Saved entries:
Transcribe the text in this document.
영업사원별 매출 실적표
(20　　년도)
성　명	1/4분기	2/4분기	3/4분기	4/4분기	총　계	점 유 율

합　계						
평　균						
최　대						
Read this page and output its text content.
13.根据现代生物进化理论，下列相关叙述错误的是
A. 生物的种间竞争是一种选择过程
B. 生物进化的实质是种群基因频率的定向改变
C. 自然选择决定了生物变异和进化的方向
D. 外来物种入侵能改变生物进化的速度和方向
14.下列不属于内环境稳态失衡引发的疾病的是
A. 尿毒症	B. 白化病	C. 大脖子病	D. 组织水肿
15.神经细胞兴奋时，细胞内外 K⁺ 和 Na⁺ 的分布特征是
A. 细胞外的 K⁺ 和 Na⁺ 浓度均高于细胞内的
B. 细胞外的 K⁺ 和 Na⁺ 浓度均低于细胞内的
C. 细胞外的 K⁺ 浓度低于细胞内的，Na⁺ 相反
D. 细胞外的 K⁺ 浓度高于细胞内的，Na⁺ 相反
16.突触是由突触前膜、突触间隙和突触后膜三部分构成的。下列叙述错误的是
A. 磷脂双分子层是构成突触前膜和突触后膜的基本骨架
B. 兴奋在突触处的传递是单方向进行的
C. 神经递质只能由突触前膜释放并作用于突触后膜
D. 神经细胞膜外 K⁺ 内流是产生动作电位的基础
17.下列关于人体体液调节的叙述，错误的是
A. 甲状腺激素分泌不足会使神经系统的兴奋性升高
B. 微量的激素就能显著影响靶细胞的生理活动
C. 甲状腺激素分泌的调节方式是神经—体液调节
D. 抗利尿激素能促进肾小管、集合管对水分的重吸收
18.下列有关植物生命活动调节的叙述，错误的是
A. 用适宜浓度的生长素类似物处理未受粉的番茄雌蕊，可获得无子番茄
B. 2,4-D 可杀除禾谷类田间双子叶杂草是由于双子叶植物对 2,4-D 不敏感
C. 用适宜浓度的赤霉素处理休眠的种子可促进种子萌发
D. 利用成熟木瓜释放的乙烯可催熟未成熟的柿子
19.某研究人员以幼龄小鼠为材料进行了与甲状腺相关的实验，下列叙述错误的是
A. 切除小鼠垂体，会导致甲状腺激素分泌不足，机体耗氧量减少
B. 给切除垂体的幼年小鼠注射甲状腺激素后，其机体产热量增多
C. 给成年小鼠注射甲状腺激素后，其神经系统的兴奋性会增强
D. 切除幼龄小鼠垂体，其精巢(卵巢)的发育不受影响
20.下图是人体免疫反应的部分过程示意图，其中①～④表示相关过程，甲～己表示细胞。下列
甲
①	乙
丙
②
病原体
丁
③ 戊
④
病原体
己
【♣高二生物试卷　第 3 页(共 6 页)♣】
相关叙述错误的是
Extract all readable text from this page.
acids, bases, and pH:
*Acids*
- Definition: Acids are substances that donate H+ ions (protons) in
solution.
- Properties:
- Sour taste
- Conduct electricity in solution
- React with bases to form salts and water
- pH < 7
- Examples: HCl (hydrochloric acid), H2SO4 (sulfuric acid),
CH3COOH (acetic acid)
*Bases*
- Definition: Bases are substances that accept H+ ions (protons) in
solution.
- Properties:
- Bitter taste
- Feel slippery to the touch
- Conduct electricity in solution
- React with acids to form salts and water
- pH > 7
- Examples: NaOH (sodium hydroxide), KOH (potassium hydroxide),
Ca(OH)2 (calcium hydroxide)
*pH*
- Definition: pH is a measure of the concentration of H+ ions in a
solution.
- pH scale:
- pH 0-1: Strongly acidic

EXERCISE GOAL:
From the entries above, extract each line containing "React".

EXERCISE SOLUTION:
- React with bases to form salts and water
- React with acids to form salts and water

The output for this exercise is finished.